[Extracted data entries]
☆ ☆ ☆

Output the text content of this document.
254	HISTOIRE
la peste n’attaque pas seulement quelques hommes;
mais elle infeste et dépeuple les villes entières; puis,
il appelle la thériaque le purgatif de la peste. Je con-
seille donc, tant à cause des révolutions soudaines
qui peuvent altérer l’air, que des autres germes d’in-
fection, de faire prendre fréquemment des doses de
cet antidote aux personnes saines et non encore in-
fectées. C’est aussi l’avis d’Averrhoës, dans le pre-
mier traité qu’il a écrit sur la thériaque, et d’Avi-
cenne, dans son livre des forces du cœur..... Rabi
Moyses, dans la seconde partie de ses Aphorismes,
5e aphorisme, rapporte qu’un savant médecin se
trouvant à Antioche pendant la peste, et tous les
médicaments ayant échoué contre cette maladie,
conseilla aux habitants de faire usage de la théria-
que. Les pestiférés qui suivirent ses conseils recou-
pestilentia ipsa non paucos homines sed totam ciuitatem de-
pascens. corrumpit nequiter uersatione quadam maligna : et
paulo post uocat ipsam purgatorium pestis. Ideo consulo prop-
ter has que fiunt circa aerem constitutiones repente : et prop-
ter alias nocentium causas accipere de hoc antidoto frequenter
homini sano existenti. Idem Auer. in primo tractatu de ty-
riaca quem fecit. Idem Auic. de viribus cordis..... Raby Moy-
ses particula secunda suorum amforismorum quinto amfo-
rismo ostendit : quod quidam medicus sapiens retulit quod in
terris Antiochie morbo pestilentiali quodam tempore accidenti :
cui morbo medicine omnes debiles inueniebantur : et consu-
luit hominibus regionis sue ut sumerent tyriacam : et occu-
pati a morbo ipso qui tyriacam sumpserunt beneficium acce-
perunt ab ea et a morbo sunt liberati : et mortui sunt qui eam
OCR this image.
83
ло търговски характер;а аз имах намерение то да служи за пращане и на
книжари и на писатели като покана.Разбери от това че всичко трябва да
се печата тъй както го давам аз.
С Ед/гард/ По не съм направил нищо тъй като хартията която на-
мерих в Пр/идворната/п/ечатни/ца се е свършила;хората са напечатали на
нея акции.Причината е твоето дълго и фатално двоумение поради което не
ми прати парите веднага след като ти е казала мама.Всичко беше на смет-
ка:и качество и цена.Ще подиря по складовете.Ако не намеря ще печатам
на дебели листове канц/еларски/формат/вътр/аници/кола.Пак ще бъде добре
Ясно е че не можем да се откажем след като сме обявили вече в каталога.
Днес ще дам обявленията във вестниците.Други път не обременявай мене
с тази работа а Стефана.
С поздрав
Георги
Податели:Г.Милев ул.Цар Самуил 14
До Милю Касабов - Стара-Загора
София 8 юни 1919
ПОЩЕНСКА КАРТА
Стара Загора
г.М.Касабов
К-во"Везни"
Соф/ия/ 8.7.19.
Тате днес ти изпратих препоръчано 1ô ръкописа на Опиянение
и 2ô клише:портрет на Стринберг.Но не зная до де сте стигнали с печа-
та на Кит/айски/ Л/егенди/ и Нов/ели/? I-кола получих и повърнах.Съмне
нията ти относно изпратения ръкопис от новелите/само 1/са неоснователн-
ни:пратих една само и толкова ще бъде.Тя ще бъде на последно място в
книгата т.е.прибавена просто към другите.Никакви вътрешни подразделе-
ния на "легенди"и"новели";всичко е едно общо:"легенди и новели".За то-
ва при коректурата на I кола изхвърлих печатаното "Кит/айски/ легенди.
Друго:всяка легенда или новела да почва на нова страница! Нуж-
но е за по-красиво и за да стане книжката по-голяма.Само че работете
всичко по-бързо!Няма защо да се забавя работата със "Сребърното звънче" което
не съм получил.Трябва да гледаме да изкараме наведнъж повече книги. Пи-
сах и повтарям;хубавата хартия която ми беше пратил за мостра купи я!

☆ ☆ ☆

§ WHAT THIS TASK INVOLVES
Retype all of the data shown above, word for word.

§ THE RESULT
Output the text content of this document.
254	HISTOIRE
la peste n’attaque pas seulement quelques hommes;
mais elle infeste et dépeuple les villes entières; puis,
il appelle la thériaque le purgatif de la peste. Je con-
seille donc, tant à cause des révolutions soudaines
qui peuvent altérer l’air, que des autres germes d’in-
fection, de faire prendre fréquemment des doses de
cet antidote aux personnes saines et non encore in-
fectées. C’est aussi l’avis d’Averrhoës, dans le pre-
mier traité qu’il a écrit sur la thériaque, et d’Avi-
cenne, dans son livre des forces du cœur..... Rabi
Moyses, dans la seconde partie de ses Aphorismes,
5e aphorisme, rapporte qu’un savant médecin se
trouvant à Antioche pendant la peste, et tous les
médicaments ayant échoué contre cette maladie,
conseilla aux habitants de faire usage de la théria-
que. Les pestiférés qui suivirent ses conseils recou-
pestilentia ipsa non paucos homines sed totam ciuitatem de-
pascens. corrumpit nequiter uersatione quadam maligna : et
paulo post uocat ipsam purgatorium pestis. Ideo consulo prop-
ter has que fiunt circa aerem constitutiones repente : et prop-
ter alias nocentium causas accipere de hoc antidoto frequenter
homini sano existenti. Idem Auer. in primo tractatu de ty-
riaca quem fecit. Idem Auic. de viribus cordis..... Raby Moy-
ses particula secunda suorum amforismorum quinto amfo-
rismo ostendit : quod quidam medicus sapiens retulit quod in
terris Antiochie morbo pestilentiali quodam tempore accidenti :
cui morbo medicine omnes debiles inueniebantur : et consu-
luit hominibus regionis sue ut sumerent tyriacam : et occu-
pati a morbo ipso qui tyriacam sumpserunt beneficium acce-
perunt ab ea et a morbo sunt liberati : et mortui sunt qui eam
OCR this image.
83
ло търговски характер;а аз имах намерение то да служи за пращане и на
книжари и на писатели като покана.Разбери от това че всичко трябва да
се печата тъй както го давам аз.
С Ед/гард/ По не съм направил нищо тъй като хартията която на-
мерих в Пр/идворната/п/ечатни/ца се е свършила;хората са напечатали на
нея акции.Причината е твоето дълго и фатално двоумение поради което не
ми прати парите веднага след като ти е казала мама.Всичко беше на смет-
ка:и качество и цена.Ще подиря по складовете.Ако не намеря ще печатам
на дебели листове канц/еларски/формат/вътр/аници/кола.Пак ще бъде добре
Ясно е че не можем да се откажем след като сме обявили вече в каталога.
Днес ще дам обявленията във вестниците.Други път не обременявай мене
с тази работа а Стефана.
С поздрав
Георги
Податели:Г.Милев ул.Цар Самуил 14
До Милю Касабов - Стара-Загора
София 8 юни 1919
ПОЩЕНСКА КАРТА
Стара Загора
г.М.Касабов
К-во"Везни"
Соф/ия/ 8.7.19.
Тате днес ти изпратих препоръчано 1ô ръкописа на Опиянение
и 2ô клише:портрет на Стринберг.Но не зная до де сте стигнали с печа-
та на Кит/айски/ Л/егенди/ и Нов/ели/? I-кола получих и повърнах.Съмне
нията ти относно изпратения ръкопис от новелите/само 1/са неоснователн-
ни:пратих една само и толкова ще бъде.Тя ще бъде на последно място в
книгата т.е.прибавена просто към другите.Никакви вътрешни подразделе-
ния на "легенди"и"новели";всичко е едно общо:"легенди и новели".За то-
ва при коректурата на I кола изхвърлих печатаното "Кит/айски/ легенди.
Друго:всяка легенда или новела да почва на нова страница! Нуж-
но е за по-красиво и за да стане книжката по-голяма.Само че работете
всичко по-бързо!Няма защо да се забавя работата със "Сребърното звънче" което
не съм получил.Трябва да гледаме да изкараме наведнъж повече книги. Пи-
сах и повтарям;хубавата хартия която ми беше пратил за мостра купи я!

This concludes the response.